## Short task
Reproduce every line of the listing as written, apart from the pictures.

>> Start Records supplied

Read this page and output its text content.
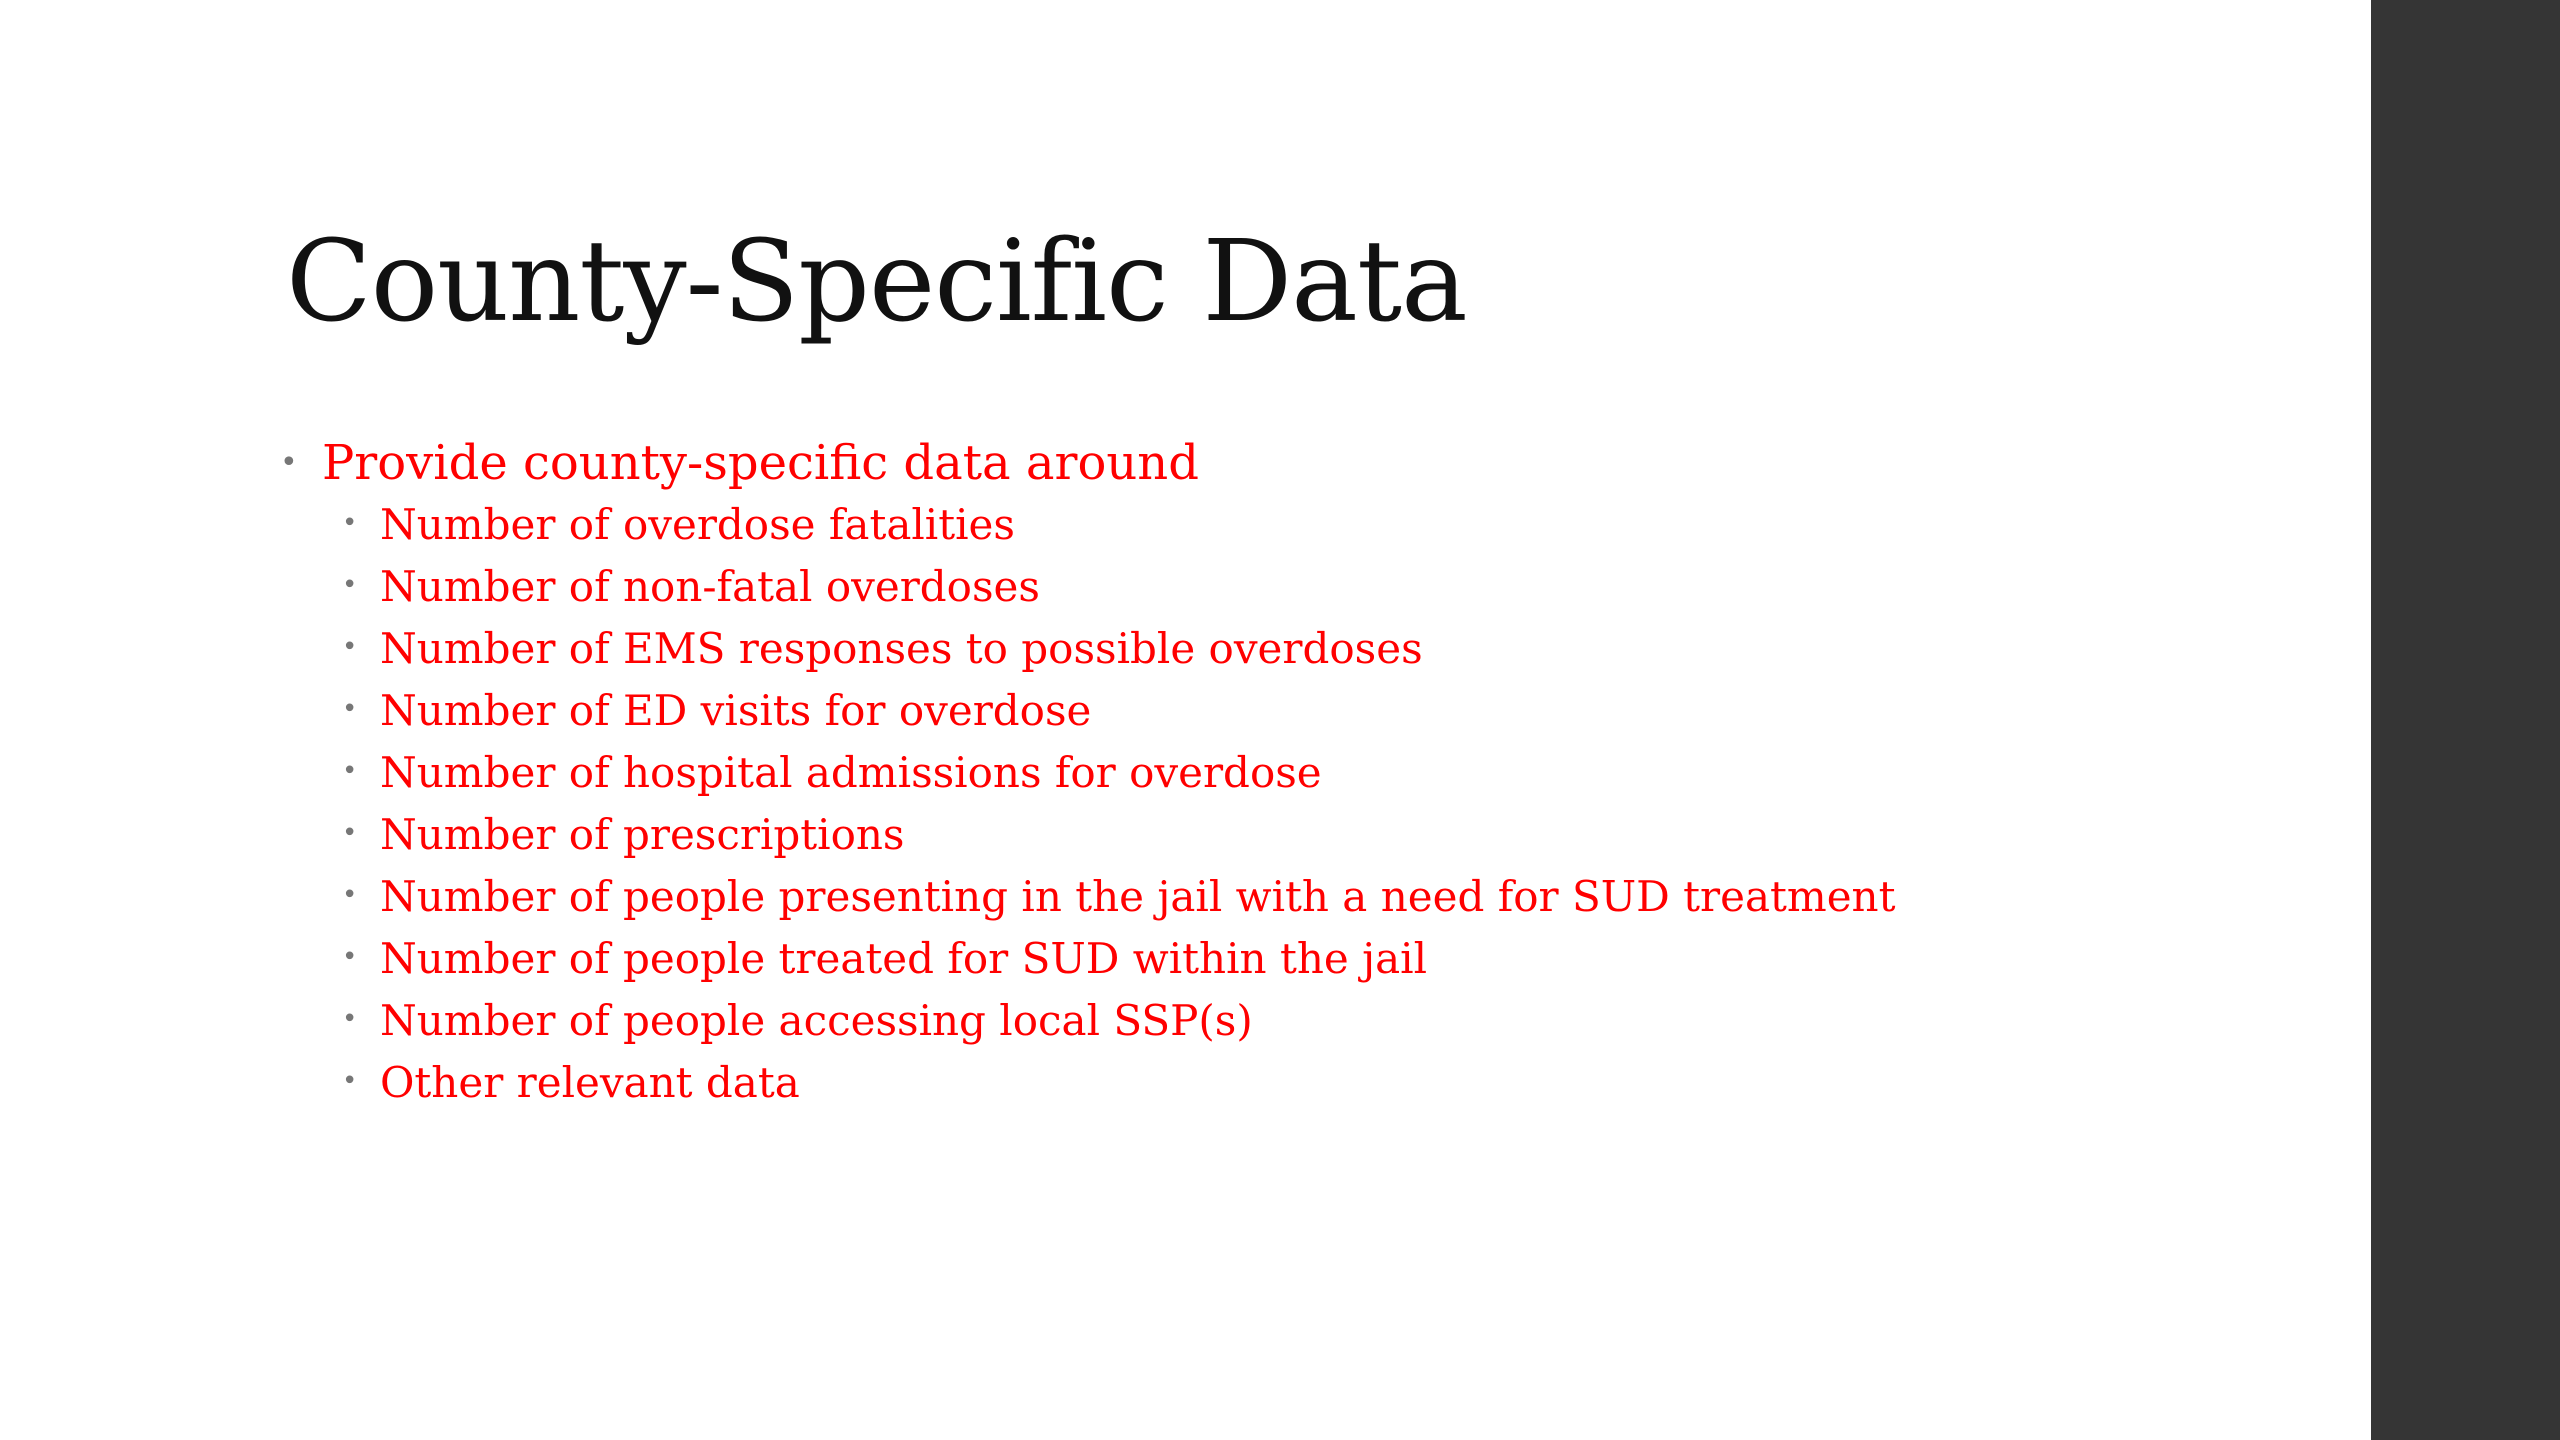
County-Specific Data
• Provide county-specific data around
• Number of overdose fatalities
• Number of non-fatal overdoses
• Number of EMS responses to possible overdoses
• Number of ED visits for overdose
• Number of hospital admissions for overdose
• Number of prescriptions
• Number of people presenting in the jail with a need for SUD treatment
• Number of people treated for SUD within the jail
• Number of people accessing local SSP(s)
• Other relevant data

>> End Records supplied

## Correct result
Read this page and output its text content.
County-Specific Data
• Provide county-specific data around
• Number of overdose fatalities
• Number of non-fatal overdoses
• Number of EMS responses to possible overdoses
• Number of ED visits for overdose
• Number of hospital admissions for overdose
• Number of prescriptions
• Number of people presenting in the jail with a need for SUD treatment
• Number of people treated for SUD within the jail
• Number of people accessing local SSP(s)
• Other relevant data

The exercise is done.